**TASK DIRECTIONS:**
Leave out the pictures and transcribe everything else exactly.

Extracted data entries
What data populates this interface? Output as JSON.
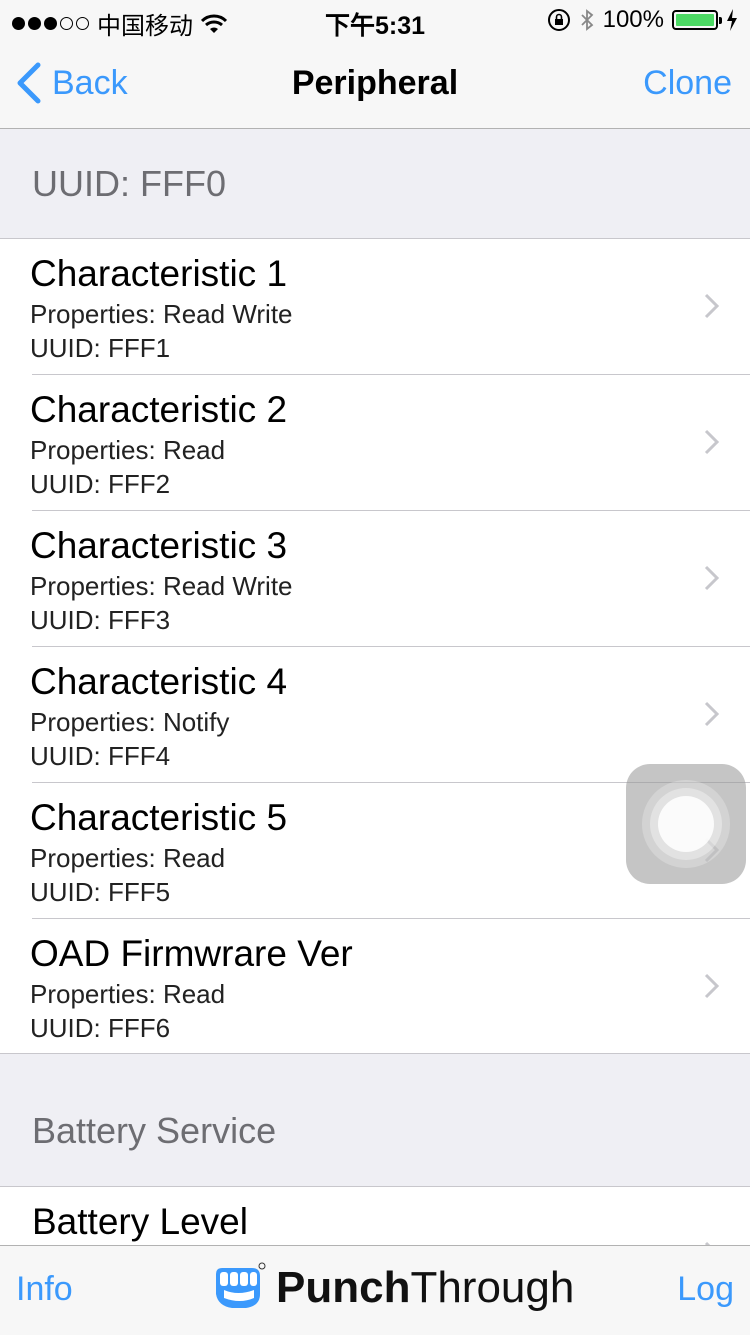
{
  "status_bar": {
    "carrier": "中国移动",
    "time": "下午5:31",
    "battery": "100%"
  },
  "nav": {
    "back_label": "Back",
    "title": "Peripheral",
    "clone_label": "Clone"
  },
  "sections": [
    {
      "header": "UUID: FFF0",
      "rows": [
        {
          "title": "Characteristic 1",
          "properties": "Properties: Read Write",
          "uuid": "UUID: FFF1"
        },
        {
          "title": "Characteristic 2",
          "properties": "Properties: Read",
          "uuid": "UUID: FFF2"
        },
        {
          "title": "Characteristic 3",
          "properties": "Properties: Read Write",
          "uuid": "UUID: FFF3"
        },
        {
          "title": "Characteristic 4",
          "properties": "Properties: Notify",
          "uuid": "UUID: FFF4"
        },
        {
          "title": "Characteristic 5",
          "properties": "Properties: Read",
          "uuid": "UUID: FFF5"
        },
        {
          "title": "OAD Firmwrare Ver",
          "properties": "Properties: Read",
          "uuid": "UUID: FFF6"
        }
      ]
    },
    {
      "header": "Battery Service",
      "rows": [
        {
          "title": "Battery Level"
        }
      ]
    }
  ],
  "toolbar": {
    "info_label": "Info",
    "brand_bold": "Punch",
    "brand_light": "Through",
    "log_label": "Log"
  },
  "colors": {
    "accent": "#3b99fc",
    "battery_fill": "#4cd964"
  }
}
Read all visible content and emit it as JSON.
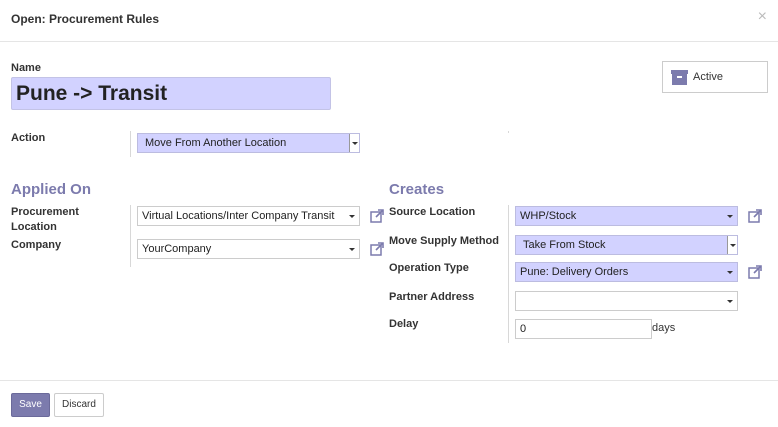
{
  "dialog": {
    "title": "Open: Procurement Rules",
    "close_glyph": "×"
  },
  "name": {
    "label": "Name",
    "value": "Pune -> Transit"
  },
  "active_button": {
    "label": "Active",
    "icon": "archive-icon"
  },
  "action": {
    "label": "Action",
    "value": "Move From Another Location"
  },
  "applied_on": {
    "title": "Applied On",
    "procurement_location": {
      "label_line1": "Procurement",
      "label_line2": "Location",
      "value": "Virtual Locations/Inter Company Transit"
    },
    "company": {
      "label": "Company",
      "value": "YourCompany"
    }
  },
  "creates": {
    "title": "Creates",
    "source_location": {
      "label": "Source Location",
      "value": "WHP/Stock"
    },
    "move_supply_method": {
      "label": "Move Supply Method",
      "value": "Take From Stock"
    },
    "operation_type": {
      "label": "Operation Type",
      "value": "Pune: Delivery Orders"
    },
    "partner_address": {
      "label": "Partner Address",
      "value": ""
    },
    "delay": {
      "label": "Delay",
      "value": "0",
      "unit": "days"
    }
  },
  "footer": {
    "save_label": "Save",
    "discard_label": "Discard"
  },
  "colors": {
    "accent": "#7c7bad",
    "required_field": "#d2d2ff"
  }
}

**RESPONSE:**
What data populates this interface? Output as JSON.
{
  "status_bar": {
    "carrier": "中国移动",
    "time": "下午5:31",
    "battery": "100%"
  },
  "nav": {
    "back_label": "Back",
    "title": "Peripheral",
    "clone_label": "Clone"
  },
  "sections": [
    {
      "header": "UUID: FFF0",
      "rows": [
        {
          "title": "Characteristic 1",
          "properties": "Properties: Read Write",
          "uuid": "UUID: FFF1"
        },
        {
          "title": "Characteristic 2",
          "properties": "Properties: Read",
          "uuid": "UUID: FFF2"
        },
        {
          "title": "Characteristic 3",
          "properties": "Properties: Read Write",
          "uuid": "UUID: FFF3"
        },
        {
          "title": "Characteristic 4",
          "properties": "Properties: Notify",
          "uuid": "UUID: FFF4"
        },
        {
          "title": "Characteristic 5",
          "properties": "Properties: Read",
          "uuid": "UUID: FFF5"
        },
        {
          "title": "OAD Firmwrare Ver",
          "properties": "Properties: Read",
          "uuid": "UUID: FFF6"
        }
      ]
    },
    {
      "header": "Battery Service",
      "rows": [
        {
          "title": "Battery Level"
        }
      ]
    }
  ],
  "toolbar": {
    "info_label": "Info",
    "brand_bold": "Punch",
    "brand_light": "Through",
    "log_label": "Log"
  },
  "colors": {
    "accent": "#3b99fc",
    "battery_fill": "#4cd964"
  }
}
Read all visible content and emit it as JSON.
{
  "dialog": {
    "title": "Open: Procurement Rules",
    "close_glyph": "×"
  },
  "name": {
    "label": "Name",
    "value": "Pune -> Transit"
  },
  "active_button": {
    "label": "Active",
    "icon": "archive-icon"
  },
  "action": {
    "label": "Action",
    "value": "Move From Another Location"
  },
  "applied_on": {
    "title": "Applied On",
    "procurement_location": {
      "label_line1": "Procurement",
      "label_line2": "Location",
      "value": "Virtual Locations/Inter Company Transit"
    },
    "company": {
      "label": "Company",
      "value": "YourCompany"
    }
  },
  "creates": {
    "title": "Creates",
    "source_location": {
      "label": "Source Location",
      "value": "WHP/Stock"
    },
    "move_supply_method": {
      "label": "Move Supply Method",
      "value": "Take From Stock"
    },
    "operation_type": {
      "label": "Operation Type",
      "value": "Pune: Delivery Orders"
    },
    "partner_address": {
      "label": "Partner Address",
      "value": ""
    },
    "delay": {
      "label": "Delay",
      "value": "0",
      "unit": "days"
    }
  },
  "footer": {
    "save_label": "Save",
    "discard_label": "Discard"
  },
  "colors": {
    "accent": "#7c7bad",
    "required_field": "#d2d2ff"
  }
}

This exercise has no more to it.